─── SUPPLIED ENTRIES

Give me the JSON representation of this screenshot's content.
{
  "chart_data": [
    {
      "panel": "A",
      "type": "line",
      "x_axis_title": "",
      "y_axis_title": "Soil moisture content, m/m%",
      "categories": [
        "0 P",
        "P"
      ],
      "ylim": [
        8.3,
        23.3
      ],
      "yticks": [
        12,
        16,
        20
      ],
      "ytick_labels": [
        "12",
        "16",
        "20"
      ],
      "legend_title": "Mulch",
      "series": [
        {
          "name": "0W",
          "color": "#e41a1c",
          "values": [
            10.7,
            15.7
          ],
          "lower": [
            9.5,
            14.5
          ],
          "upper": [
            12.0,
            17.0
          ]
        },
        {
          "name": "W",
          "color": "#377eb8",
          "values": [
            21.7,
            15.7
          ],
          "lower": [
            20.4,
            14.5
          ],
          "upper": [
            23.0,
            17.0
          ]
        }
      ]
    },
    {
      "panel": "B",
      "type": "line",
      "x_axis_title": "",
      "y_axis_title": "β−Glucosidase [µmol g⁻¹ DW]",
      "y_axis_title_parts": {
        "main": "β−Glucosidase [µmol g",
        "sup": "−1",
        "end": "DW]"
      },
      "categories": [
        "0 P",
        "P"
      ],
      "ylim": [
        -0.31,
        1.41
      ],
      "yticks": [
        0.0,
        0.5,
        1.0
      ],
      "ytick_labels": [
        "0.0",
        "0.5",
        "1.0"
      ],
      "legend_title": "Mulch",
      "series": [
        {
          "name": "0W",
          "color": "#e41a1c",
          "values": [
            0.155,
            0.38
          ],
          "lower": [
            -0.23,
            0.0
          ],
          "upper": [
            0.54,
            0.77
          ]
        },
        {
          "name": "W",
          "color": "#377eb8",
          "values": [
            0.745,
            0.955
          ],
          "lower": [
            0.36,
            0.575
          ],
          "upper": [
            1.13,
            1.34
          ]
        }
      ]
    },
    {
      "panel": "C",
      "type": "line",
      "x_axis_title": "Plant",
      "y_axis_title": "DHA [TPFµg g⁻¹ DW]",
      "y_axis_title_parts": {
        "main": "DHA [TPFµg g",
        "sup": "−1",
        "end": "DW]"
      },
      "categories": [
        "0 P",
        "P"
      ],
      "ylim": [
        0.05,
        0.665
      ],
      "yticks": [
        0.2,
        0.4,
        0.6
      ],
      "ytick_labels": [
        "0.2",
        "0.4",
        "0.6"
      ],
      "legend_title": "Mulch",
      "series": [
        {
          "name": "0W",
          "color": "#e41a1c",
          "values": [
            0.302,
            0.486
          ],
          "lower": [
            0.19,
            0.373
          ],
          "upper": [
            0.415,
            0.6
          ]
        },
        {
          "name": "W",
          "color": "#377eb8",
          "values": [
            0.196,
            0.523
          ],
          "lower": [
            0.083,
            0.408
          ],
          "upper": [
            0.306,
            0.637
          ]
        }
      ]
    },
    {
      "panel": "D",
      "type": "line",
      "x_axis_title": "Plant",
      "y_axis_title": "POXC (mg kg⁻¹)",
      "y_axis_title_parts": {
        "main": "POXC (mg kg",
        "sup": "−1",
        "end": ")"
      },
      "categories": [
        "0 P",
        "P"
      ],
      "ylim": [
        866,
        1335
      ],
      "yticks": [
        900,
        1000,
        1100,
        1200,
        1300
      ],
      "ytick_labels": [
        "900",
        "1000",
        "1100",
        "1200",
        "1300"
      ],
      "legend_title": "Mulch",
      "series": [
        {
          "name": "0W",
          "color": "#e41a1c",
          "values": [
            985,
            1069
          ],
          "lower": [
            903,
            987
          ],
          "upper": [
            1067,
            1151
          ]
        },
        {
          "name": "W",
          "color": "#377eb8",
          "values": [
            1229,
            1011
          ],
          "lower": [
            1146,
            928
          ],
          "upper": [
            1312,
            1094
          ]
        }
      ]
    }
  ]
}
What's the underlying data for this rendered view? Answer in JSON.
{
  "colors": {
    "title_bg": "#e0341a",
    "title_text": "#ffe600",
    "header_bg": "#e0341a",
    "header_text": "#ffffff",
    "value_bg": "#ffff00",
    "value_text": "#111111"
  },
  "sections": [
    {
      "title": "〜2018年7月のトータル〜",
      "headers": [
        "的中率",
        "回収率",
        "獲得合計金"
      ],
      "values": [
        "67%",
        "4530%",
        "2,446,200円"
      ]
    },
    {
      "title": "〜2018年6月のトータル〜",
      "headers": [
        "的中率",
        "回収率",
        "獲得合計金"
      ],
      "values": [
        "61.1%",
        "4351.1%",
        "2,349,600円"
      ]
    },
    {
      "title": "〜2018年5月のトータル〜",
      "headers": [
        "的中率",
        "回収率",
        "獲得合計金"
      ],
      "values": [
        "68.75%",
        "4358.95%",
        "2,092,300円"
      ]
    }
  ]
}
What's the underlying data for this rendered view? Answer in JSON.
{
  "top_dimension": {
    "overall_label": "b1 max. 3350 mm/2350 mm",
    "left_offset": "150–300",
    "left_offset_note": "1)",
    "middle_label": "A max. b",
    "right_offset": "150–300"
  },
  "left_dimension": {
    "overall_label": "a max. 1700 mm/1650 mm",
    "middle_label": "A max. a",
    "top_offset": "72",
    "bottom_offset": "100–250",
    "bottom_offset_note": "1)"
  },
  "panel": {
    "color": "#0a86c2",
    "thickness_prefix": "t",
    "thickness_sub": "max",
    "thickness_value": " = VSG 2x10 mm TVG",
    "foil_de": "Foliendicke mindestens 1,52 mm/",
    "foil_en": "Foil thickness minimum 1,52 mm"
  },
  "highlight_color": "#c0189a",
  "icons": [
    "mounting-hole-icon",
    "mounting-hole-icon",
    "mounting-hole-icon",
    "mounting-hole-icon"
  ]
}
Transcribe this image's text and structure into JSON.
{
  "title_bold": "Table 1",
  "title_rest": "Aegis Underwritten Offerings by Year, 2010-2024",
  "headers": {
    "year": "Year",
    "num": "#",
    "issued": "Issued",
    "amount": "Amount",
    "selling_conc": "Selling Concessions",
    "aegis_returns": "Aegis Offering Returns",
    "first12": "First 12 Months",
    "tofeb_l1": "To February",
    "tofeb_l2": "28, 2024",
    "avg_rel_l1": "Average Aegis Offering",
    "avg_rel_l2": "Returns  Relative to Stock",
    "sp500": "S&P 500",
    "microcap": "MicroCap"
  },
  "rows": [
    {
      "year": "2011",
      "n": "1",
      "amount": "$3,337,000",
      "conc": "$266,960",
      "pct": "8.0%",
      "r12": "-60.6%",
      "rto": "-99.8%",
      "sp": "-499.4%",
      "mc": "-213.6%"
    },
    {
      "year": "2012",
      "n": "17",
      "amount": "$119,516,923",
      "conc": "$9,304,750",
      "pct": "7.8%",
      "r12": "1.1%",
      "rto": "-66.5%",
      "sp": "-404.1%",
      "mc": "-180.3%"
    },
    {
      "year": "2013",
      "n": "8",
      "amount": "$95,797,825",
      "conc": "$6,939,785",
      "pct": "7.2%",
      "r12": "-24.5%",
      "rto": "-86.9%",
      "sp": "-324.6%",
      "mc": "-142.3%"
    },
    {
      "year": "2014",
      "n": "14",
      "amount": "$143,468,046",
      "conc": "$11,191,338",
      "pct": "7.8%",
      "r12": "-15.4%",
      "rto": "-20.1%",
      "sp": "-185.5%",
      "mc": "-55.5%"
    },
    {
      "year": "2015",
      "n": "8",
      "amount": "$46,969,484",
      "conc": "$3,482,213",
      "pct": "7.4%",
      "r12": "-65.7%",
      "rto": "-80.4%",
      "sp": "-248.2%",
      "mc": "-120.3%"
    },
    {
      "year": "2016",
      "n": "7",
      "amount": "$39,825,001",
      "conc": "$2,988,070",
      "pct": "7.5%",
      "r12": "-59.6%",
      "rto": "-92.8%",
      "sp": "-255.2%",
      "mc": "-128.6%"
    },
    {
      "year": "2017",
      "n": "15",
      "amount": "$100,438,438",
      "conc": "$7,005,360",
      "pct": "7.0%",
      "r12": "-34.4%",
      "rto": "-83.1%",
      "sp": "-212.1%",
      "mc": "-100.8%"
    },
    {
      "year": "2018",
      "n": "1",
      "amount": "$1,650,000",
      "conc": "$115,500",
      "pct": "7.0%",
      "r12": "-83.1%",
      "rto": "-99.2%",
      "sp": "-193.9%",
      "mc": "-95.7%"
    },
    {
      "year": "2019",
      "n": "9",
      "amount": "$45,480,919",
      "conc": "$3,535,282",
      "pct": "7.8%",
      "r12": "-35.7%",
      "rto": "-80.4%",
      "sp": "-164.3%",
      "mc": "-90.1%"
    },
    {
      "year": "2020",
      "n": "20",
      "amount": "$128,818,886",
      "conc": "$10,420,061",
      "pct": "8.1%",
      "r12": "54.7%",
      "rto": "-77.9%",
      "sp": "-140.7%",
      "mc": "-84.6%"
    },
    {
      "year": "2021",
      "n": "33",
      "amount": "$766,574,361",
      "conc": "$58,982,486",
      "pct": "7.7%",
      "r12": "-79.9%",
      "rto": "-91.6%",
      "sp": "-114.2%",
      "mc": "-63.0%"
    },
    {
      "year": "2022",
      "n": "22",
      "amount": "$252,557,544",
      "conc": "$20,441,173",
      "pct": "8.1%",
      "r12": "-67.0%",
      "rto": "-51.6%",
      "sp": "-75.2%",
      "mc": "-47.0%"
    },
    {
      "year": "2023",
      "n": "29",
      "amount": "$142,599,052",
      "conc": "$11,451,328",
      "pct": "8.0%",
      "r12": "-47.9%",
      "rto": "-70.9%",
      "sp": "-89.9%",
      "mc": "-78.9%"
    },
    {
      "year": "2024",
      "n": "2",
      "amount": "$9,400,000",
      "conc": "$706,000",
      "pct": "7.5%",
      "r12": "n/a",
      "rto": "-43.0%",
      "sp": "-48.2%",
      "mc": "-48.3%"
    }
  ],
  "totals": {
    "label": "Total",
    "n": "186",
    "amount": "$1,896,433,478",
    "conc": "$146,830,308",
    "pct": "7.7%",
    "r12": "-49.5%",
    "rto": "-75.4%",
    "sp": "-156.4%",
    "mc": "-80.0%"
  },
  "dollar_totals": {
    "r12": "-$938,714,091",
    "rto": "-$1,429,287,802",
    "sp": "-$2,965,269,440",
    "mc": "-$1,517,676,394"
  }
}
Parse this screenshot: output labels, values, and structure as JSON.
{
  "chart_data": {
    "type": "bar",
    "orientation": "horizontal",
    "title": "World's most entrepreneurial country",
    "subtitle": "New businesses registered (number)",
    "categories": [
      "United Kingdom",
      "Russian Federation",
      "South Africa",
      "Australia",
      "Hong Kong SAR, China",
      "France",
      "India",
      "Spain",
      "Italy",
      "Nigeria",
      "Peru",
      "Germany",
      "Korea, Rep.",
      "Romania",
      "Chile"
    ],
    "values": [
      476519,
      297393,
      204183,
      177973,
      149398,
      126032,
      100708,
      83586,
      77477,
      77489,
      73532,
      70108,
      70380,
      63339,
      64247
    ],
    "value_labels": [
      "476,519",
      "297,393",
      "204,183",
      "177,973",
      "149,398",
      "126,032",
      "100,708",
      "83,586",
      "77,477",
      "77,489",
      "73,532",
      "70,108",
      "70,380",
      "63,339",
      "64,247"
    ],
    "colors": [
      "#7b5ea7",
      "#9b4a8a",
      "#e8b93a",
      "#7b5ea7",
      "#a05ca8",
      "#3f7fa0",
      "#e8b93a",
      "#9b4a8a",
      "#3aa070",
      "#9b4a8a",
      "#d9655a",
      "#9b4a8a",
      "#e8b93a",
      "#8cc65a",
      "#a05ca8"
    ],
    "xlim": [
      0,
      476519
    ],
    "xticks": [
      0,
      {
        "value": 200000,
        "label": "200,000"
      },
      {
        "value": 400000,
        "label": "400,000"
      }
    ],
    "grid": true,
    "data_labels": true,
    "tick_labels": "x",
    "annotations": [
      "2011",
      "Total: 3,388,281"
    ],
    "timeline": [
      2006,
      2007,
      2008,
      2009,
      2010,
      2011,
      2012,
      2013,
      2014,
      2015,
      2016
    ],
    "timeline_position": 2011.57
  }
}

──────

Using the listing above, gather each line that holds the string "main" and copy it.

        "main": "β−Glucosidase [µmol g",
        "main": "DHA [TPFµg g",
        "main": "POXC (mg kg",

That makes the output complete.